* _EXTRACTED DATA_:

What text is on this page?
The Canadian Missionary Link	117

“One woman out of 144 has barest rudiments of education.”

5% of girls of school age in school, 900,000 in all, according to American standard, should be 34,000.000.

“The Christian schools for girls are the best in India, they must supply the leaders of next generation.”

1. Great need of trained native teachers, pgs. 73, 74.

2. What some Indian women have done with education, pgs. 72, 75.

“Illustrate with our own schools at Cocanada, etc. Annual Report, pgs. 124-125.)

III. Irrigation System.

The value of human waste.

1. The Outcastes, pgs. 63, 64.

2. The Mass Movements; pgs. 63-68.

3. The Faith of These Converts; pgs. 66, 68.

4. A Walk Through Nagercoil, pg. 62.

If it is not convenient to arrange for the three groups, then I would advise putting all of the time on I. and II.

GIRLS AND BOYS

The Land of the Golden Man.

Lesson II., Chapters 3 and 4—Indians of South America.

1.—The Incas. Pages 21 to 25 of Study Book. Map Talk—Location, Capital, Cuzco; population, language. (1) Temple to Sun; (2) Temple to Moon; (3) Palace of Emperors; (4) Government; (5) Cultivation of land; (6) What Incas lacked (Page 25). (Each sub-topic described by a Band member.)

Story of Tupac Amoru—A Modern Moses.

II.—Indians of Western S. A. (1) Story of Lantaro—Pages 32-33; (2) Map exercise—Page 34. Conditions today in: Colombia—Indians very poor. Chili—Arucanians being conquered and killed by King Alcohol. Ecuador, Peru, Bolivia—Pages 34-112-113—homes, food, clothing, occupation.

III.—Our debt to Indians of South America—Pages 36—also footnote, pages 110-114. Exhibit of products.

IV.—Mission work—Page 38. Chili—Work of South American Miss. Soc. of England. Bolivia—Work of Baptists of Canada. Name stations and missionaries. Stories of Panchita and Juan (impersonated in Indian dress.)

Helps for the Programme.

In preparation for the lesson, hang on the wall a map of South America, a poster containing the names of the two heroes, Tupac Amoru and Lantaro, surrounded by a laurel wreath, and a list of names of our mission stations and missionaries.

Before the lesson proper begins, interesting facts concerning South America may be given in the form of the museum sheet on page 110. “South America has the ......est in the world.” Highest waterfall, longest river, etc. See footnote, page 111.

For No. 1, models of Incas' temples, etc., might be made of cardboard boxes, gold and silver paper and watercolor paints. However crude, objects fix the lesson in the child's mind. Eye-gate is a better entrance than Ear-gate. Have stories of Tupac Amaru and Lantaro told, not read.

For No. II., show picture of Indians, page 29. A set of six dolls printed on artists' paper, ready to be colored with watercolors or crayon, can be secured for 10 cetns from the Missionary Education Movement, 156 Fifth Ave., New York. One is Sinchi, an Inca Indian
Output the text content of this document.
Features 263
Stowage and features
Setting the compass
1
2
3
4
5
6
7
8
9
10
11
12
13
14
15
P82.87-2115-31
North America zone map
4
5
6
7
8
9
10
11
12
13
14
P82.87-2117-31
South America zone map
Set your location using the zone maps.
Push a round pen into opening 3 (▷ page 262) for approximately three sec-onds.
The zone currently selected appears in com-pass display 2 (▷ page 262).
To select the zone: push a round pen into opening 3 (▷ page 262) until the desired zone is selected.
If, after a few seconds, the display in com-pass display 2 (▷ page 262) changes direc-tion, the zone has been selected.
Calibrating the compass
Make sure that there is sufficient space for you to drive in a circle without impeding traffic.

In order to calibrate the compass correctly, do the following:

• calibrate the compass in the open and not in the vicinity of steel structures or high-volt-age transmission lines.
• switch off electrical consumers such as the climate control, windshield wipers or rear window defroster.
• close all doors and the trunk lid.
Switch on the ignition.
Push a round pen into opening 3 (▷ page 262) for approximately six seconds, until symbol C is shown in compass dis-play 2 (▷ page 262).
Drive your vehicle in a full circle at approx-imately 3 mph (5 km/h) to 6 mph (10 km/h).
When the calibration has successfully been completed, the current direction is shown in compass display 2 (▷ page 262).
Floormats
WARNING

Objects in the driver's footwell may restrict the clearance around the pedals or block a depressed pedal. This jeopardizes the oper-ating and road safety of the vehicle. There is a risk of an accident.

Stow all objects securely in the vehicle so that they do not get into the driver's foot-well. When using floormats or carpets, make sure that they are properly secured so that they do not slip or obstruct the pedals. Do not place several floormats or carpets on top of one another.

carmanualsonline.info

* _THE TASK_:
Extract the listing in its entirety, matching it exactly.

* _EXPECTED ANSWER_:
What text is on this page?
The Canadian Missionary Link	117

“One woman out of 144 has barest rudiments of education.”

5% of girls of school age in school, 900,000 in all, according to American standard, should be 34,000.000.

“The Christian schools for girls are the best in India, they must supply the leaders of next generation.”

1. Great need of trained native teachers, pgs. 73, 74.

2. What some Indian women have done with education, pgs. 72, 75.

“Illustrate with our own schools at Cocanada, etc. Annual Report, pgs. 124-125.)

III. Irrigation System.

The value of human waste.

1. The Outcastes, pgs. 63, 64.

2. The Mass Movements; pgs. 63-68.

3. The Faith of These Converts; pgs. 66, 68.

4. A Walk Through Nagercoil, pg. 62.

If it is not convenient to arrange for the three groups, then I would advise putting all of the time on I. and II.

GIRLS AND BOYS

The Land of the Golden Man.

Lesson II., Chapters 3 and 4—Indians of South America.

1.—The Incas. Pages 21 to 25 of Study Book. Map Talk—Location, Capital, Cuzco; population, language. (1) Temple to Sun; (2) Temple to Moon; (3) Palace of Emperors; (4) Government; (5) Cultivation of land; (6) What Incas lacked (Page 25). (Each sub-topic described by a Band member.)

Story of Tupac Amoru—A Modern Moses.

II.—Indians of Western S. A. (1) Story of Lantaro—Pages 32-33; (2) Map exercise—Page 34. Conditions today in: Colombia—Indians very poor. Chili—Arucanians being conquered and killed by King Alcohol. Ecuador, Peru, Bolivia—Pages 34-112-113—homes, food, clothing, occupation.

III.—Our debt to Indians of South America—Pages 36—also footnote, pages 110-114. Exhibit of products.

IV.—Mission work—Page 38. Chili—Work of South American Miss. Soc. of England. Bolivia—Work of Baptists of Canada. Name stations and missionaries. Stories of Panchita and Juan (impersonated in Indian dress.)

Helps for the Programme.

In preparation for the lesson, hang on the wall a map of South America, a poster containing the names of the two heroes, Tupac Amoru and Lantaro, surrounded by a laurel wreath, and a list of names of our mission stations and missionaries.

Before the lesson proper begins, interesting facts concerning South America may be given in the form of the museum sheet on page 110. “South America has the ......est in the world.” Highest waterfall, longest river, etc. See footnote, page 111.

For No. 1, models of Incas' temples, etc., might be made of cardboard boxes, gold and silver paper and watercolor paints. However crude, objects fix the lesson in the child's mind. Eye-gate is a better entrance than Ear-gate. Have stories of Tupac Amaru and Lantaro told, not read.

For No. II., show picture of Indians, page 29. A set of six dolls printed on artists' paper, ready to be colored with watercolors or crayon, can be secured for 10 cetns from the Missionary Education Movement, 156 Fifth Ave., New York. One is Sinchi, an Inca Indian
Output the text content of this document.
Features 263
Stowage and features
Setting the compass
1
2
3
4
5
6
7
8
9
10
11
12
13
14
15
P82.87-2115-31
North America zone map
4
5
6
7
8
9
10
11
12
13
14
P82.87-2117-31
South America zone map
Set your location using the zone maps.
Push a round pen into opening 3 (▷ page 262) for approximately three sec-onds.
The zone currently selected appears in com-pass display 2 (▷ page 262).
To select the zone: push a round pen into opening 3 (▷ page 262) until the desired zone is selected.
If, after a few seconds, the display in com-pass display 2 (▷ page 262) changes direc-tion, the zone has been selected.
Calibrating the compass
Make sure that there is sufficient space for you to drive in a circle without impeding traffic.

In order to calibrate the compass correctly, do the following:

• calibrate the compass in the open and not in the vicinity of steel structures or high-volt-age transmission lines.
• switch off electrical consumers such as the climate control, windshield wipers or rear window defroster.
• close all doors and the trunk lid.
Switch on the ignition.
Push a round pen into opening 3 (▷ page 262) for approximately six seconds, until symbol C is shown in compass dis-play 2 (▷ page 262).
Drive your vehicle in a full circle at approx-imately 3 mph (5 km/h) to 6 mph (10 km/h).
When the calibration has successfully been completed, the current direction is shown in compass display 2 (▷ page 262).
Floormats
WARNING

Objects in the driver's footwell may restrict the clearance around the pedals or block a depressed pedal. This jeopardizes the oper-ating and road safety of the vehicle. There is a risk of an accident.

Stow all objects securely in the vehicle so that they do not get into the driver's foot-well. When using floormats or carpets, make sure that they are properly secured so that they do not slip or obstruct the pedals. Do not place several floormats or carpets on top of one another.

carmanualsonline.info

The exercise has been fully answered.